Dataset rows about figures:

==================================================

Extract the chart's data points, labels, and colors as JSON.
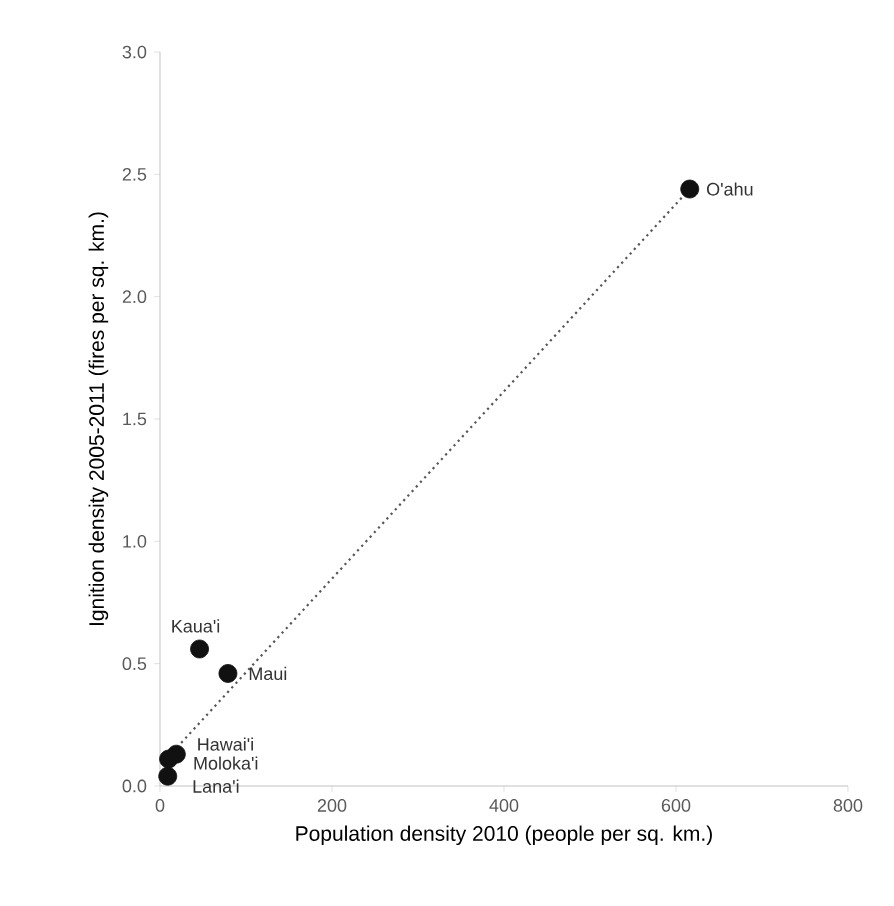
{
  "chart_data": {
    "type": "scatter",
    "xlabel": "Population density 2010 (people per sq. km.)",
    "ylabel": "Ignition density 2005-2011 (fires per sq. km.)",
    "xlim": [
      0,
      800
    ],
    "xticks": [
      0,
      200,
      400,
      600,
      800
    ],
    "ylim": [
      0,
      3.0
    ],
    "yticks": [
      {
        "value": 0,
        "label": "0.0"
      },
      {
        "value": 0.5,
        "label": "0.5"
      },
      {
        "value": 1,
        "label": "1.0"
      },
      {
        "value": 1.5,
        "label": "1.5"
      },
      {
        "value": 2,
        "label": "2.0"
      },
      {
        "value": 2.5,
        "label": "2.5"
      },
      {
        "value": 3,
        "label": "3.0"
      }
    ],
    "grid": false,
    "series": [
      {
        "color": "#111111",
        "x": [
          616,
          46,
          79,
          19,
          10,
          9
        ],
        "values": [
          2.44,
          0.56,
          0.46,
          0.13,
          0.11,
          0.04
        ]
      },
      {
        "type": "line",
        "color": "#555555",
        "line_style": "dotted",
        "x": [
          10,
          616
        ],
        "values": [
          0.12,
          2.44
        ]
      }
    ],
    "annotations": [
      {
        "text": "O'ahu",
        "x": 616,
        "y": 2.44
      },
      {
        "text": "Kaua'i",
        "x": 46,
        "y": 0.56
      },
      {
        "text": "Maui",
        "x": 79,
        "y": 0.46
      },
      {
        "text": "Hawai'i",
        "x": 19,
        "y": 0.13
      },
      {
        "text": "Moloka'i",
        "x": 10,
        "y": 0.11
      },
      {
        "text": "Lana'i",
        "x": 9,
        "y": 0.04
      }
    ]
  }
}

==================================================

Written exercise:
Pictures excluded, quote all the data above exactly.

Answer to the exercise:
Extract the chart's data points, labels, and colors as JSON.
{
  "chart_data": {
    "type": "scatter",
    "xlabel": "Population density 2010 (people per sq. km.)",
    "ylabel": "Ignition density 2005-2011 (fires per sq. km.)",
    "xlim": [
      0,
      800
    ],
    "xticks": [
      0,
      200,
      400,
      600,
      800
    ],
    "ylim": [
      0,
      3.0
    ],
    "yticks": [
      {
        "value": 0,
        "label": "0.0"
      },
      {
        "value": 0.5,
        "label": "0.5"
      },
      {
        "value": 1,
        "label": "1.0"
      },
      {
        "value": 1.5,
        "label": "1.5"
      },
      {
        "value": 2,
        "label": "2.0"
      },
      {
        "value": 2.5,
        "label": "2.5"
      },
      {
        "value": 3,
        "label": "3.0"
      }
    ],
    "grid": false,
    "series": [
      {
        "color": "#111111",
        "x": [
          616,
          46,
          79,
          19,
          10,
          9
        ],
        "values": [
          2.44,
          0.56,
          0.46,
          0.13,
          0.11,
          0.04
        ]
      },
      {
        "type": "line",
        "color": "#555555",
        "line_style": "dotted",
        "x": [
          10,
          616
        ],
        "values": [
          0.12,
          2.44
        ]
      }
    ],
    "annotations": [
      {
        "text": "O'ahu",
        "x": 616,
        "y": 2.44
      },
      {
        "text": "Kaua'i",
        "x": 46,
        "y": 0.56
      },
      {
        "text": "Maui",
        "x": 79,
        "y": 0.46
      },
      {
        "text": "Hawai'i",
        "x": 19,
        "y": 0.13
      },
      {
        "text": "Moloka'i",
        "x": 10,
        "y": 0.11
      },
      {
        "text": "Lana'i",
        "x": 9,
        "y": 0.04
      }
    ]
  }
}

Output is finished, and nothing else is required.